### DATA TO USE

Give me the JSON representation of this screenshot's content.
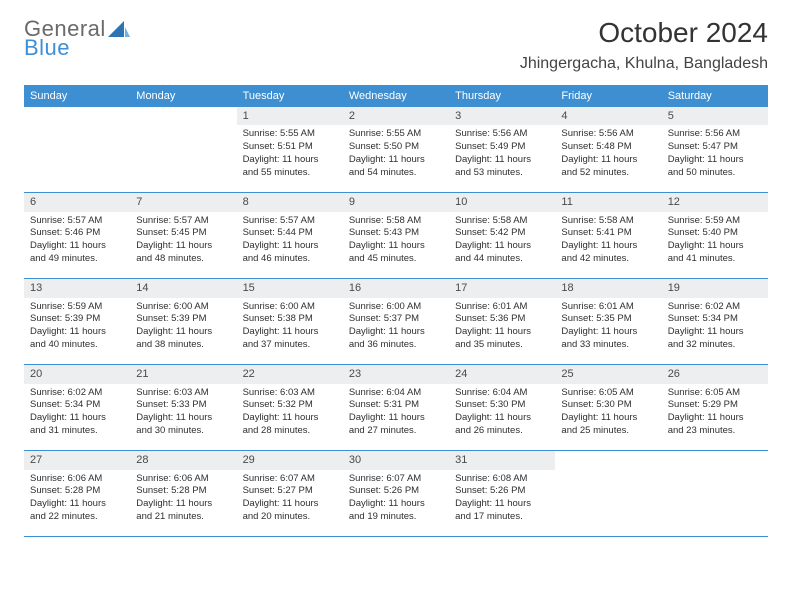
{
  "brand": {
    "part1": "General",
    "part2": "Blue"
  },
  "header": {
    "month_title": "October 2024",
    "location": "Jhingergacha, Khulna, Bangladesh"
  },
  "theme": {
    "header_bg": "#3d8fd1",
    "header_text": "#ffffff",
    "daybar_bg": "#eceeef",
    "rule_color": "#3d8fd1",
    "text_color": "#2f2f2f"
  },
  "days_of_week": [
    "Sunday",
    "Monday",
    "Tuesday",
    "Wednesday",
    "Thursday",
    "Friday",
    "Saturday"
  ],
  "weeks": [
    [
      {
        "num": "",
        "sunrise": "",
        "sunset": "",
        "daylight": ""
      },
      {
        "num": "",
        "sunrise": "",
        "sunset": "",
        "daylight": ""
      },
      {
        "num": "1",
        "sunrise": "Sunrise: 5:55 AM",
        "sunset": "Sunset: 5:51 PM",
        "daylight": "Daylight: 11 hours and 55 minutes."
      },
      {
        "num": "2",
        "sunrise": "Sunrise: 5:55 AM",
        "sunset": "Sunset: 5:50 PM",
        "daylight": "Daylight: 11 hours and 54 minutes."
      },
      {
        "num": "3",
        "sunrise": "Sunrise: 5:56 AM",
        "sunset": "Sunset: 5:49 PM",
        "daylight": "Daylight: 11 hours and 53 minutes."
      },
      {
        "num": "4",
        "sunrise": "Sunrise: 5:56 AM",
        "sunset": "Sunset: 5:48 PM",
        "daylight": "Daylight: 11 hours and 52 minutes."
      },
      {
        "num": "5",
        "sunrise": "Sunrise: 5:56 AM",
        "sunset": "Sunset: 5:47 PM",
        "daylight": "Daylight: 11 hours and 50 minutes."
      }
    ],
    [
      {
        "num": "6",
        "sunrise": "Sunrise: 5:57 AM",
        "sunset": "Sunset: 5:46 PM",
        "daylight": "Daylight: 11 hours and 49 minutes."
      },
      {
        "num": "7",
        "sunrise": "Sunrise: 5:57 AM",
        "sunset": "Sunset: 5:45 PM",
        "daylight": "Daylight: 11 hours and 48 minutes."
      },
      {
        "num": "8",
        "sunrise": "Sunrise: 5:57 AM",
        "sunset": "Sunset: 5:44 PM",
        "daylight": "Daylight: 11 hours and 46 minutes."
      },
      {
        "num": "9",
        "sunrise": "Sunrise: 5:58 AM",
        "sunset": "Sunset: 5:43 PM",
        "daylight": "Daylight: 11 hours and 45 minutes."
      },
      {
        "num": "10",
        "sunrise": "Sunrise: 5:58 AM",
        "sunset": "Sunset: 5:42 PM",
        "daylight": "Daylight: 11 hours and 44 minutes."
      },
      {
        "num": "11",
        "sunrise": "Sunrise: 5:58 AM",
        "sunset": "Sunset: 5:41 PM",
        "daylight": "Daylight: 11 hours and 42 minutes."
      },
      {
        "num": "12",
        "sunrise": "Sunrise: 5:59 AM",
        "sunset": "Sunset: 5:40 PM",
        "daylight": "Daylight: 11 hours and 41 minutes."
      }
    ],
    [
      {
        "num": "13",
        "sunrise": "Sunrise: 5:59 AM",
        "sunset": "Sunset: 5:39 PM",
        "daylight": "Daylight: 11 hours and 40 minutes."
      },
      {
        "num": "14",
        "sunrise": "Sunrise: 6:00 AM",
        "sunset": "Sunset: 5:39 PM",
        "daylight": "Daylight: 11 hours and 38 minutes."
      },
      {
        "num": "15",
        "sunrise": "Sunrise: 6:00 AM",
        "sunset": "Sunset: 5:38 PM",
        "daylight": "Daylight: 11 hours and 37 minutes."
      },
      {
        "num": "16",
        "sunrise": "Sunrise: 6:00 AM",
        "sunset": "Sunset: 5:37 PM",
        "daylight": "Daylight: 11 hours and 36 minutes."
      },
      {
        "num": "17",
        "sunrise": "Sunrise: 6:01 AM",
        "sunset": "Sunset: 5:36 PM",
        "daylight": "Daylight: 11 hours and 35 minutes."
      },
      {
        "num": "18",
        "sunrise": "Sunrise: 6:01 AM",
        "sunset": "Sunset: 5:35 PM",
        "daylight": "Daylight: 11 hours and 33 minutes."
      },
      {
        "num": "19",
        "sunrise": "Sunrise: 6:02 AM",
        "sunset": "Sunset: 5:34 PM",
        "daylight": "Daylight: 11 hours and 32 minutes."
      }
    ],
    [
      {
        "num": "20",
        "sunrise": "Sunrise: 6:02 AM",
        "sunset": "Sunset: 5:34 PM",
        "daylight": "Daylight: 11 hours and 31 minutes."
      },
      {
        "num": "21",
        "sunrise": "Sunrise: 6:03 AM",
        "sunset": "Sunset: 5:33 PM",
        "daylight": "Daylight: 11 hours and 30 minutes."
      },
      {
        "num": "22",
        "sunrise": "Sunrise: 6:03 AM",
        "sunset": "Sunset: 5:32 PM",
        "daylight": "Daylight: 11 hours and 28 minutes."
      },
      {
        "num": "23",
        "sunrise": "Sunrise: 6:04 AM",
        "sunset": "Sunset: 5:31 PM",
        "daylight": "Daylight: 11 hours and 27 minutes."
      },
      {
        "num": "24",
        "sunrise": "Sunrise: 6:04 AM",
        "sunset": "Sunset: 5:30 PM",
        "daylight": "Daylight: 11 hours and 26 minutes."
      },
      {
        "num": "25",
        "sunrise": "Sunrise: 6:05 AM",
        "sunset": "Sunset: 5:30 PM",
        "daylight": "Daylight: 11 hours and 25 minutes."
      },
      {
        "num": "26",
        "sunrise": "Sunrise: 6:05 AM",
        "sunset": "Sunset: 5:29 PM",
        "daylight": "Daylight: 11 hours and 23 minutes."
      }
    ],
    [
      {
        "num": "27",
        "sunrise": "Sunrise: 6:06 AM",
        "sunset": "Sunset: 5:28 PM",
        "daylight": "Daylight: 11 hours and 22 minutes."
      },
      {
        "num": "28",
        "sunrise": "Sunrise: 6:06 AM",
        "sunset": "Sunset: 5:28 PM",
        "daylight": "Daylight: 11 hours and 21 minutes."
      },
      {
        "num": "29",
        "sunrise": "Sunrise: 6:07 AM",
        "sunset": "Sunset: 5:27 PM",
        "daylight": "Daylight: 11 hours and 20 minutes."
      },
      {
        "num": "30",
        "sunrise": "Sunrise: 6:07 AM",
        "sunset": "Sunset: 5:26 PM",
        "daylight": "Daylight: 11 hours and 19 minutes."
      },
      {
        "num": "31",
        "sunrise": "Sunrise: 6:08 AM",
        "sunset": "Sunset: 5:26 PM",
        "daylight": "Daylight: 11 hours and 17 minutes."
      },
      {
        "num": "",
        "sunrise": "",
        "sunset": "",
        "daylight": ""
      },
      {
        "num": "",
        "sunrise": "",
        "sunset": "",
        "daylight": ""
      }
    ]
  ]
}
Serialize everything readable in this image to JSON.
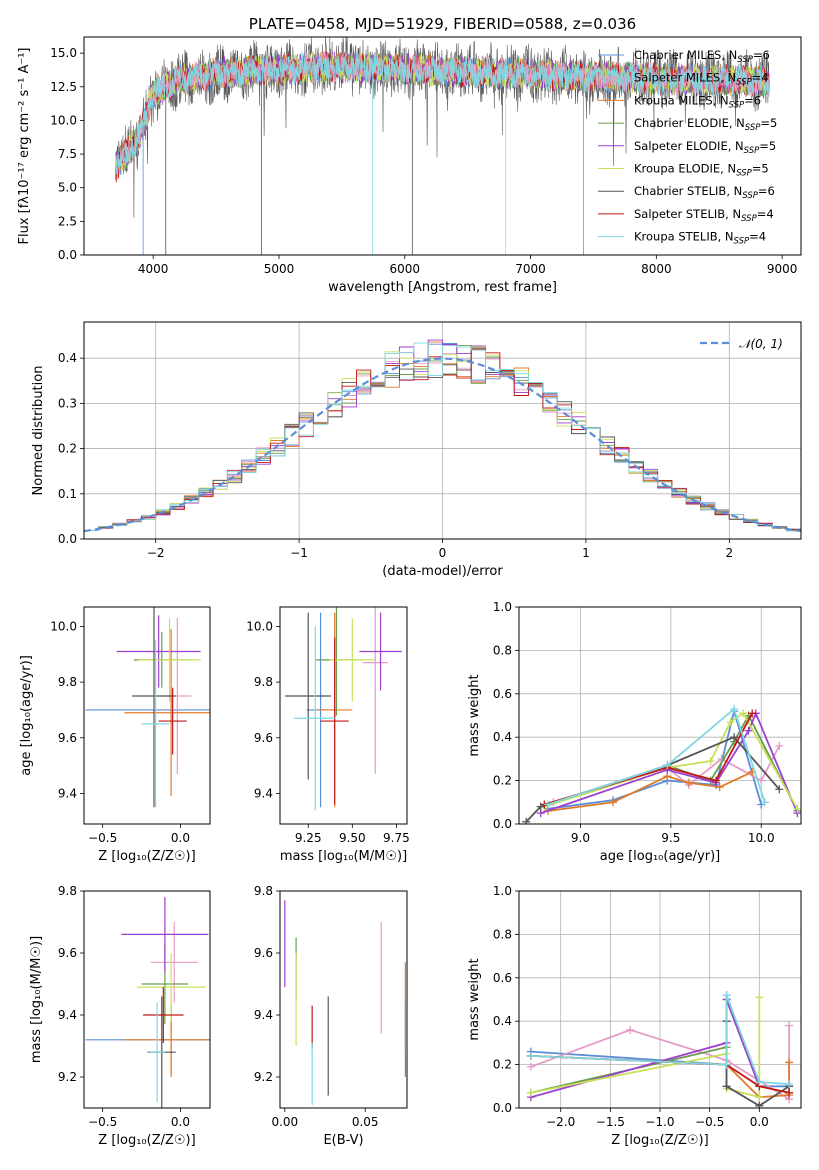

### DIRECTIVE
Spot every line that holds "JSON" and copy it.

### RESPONSE TO THIS EXERCISE
Give me the JSON representation of this screenshot's content.
Serialize everything readable in this image to JSON.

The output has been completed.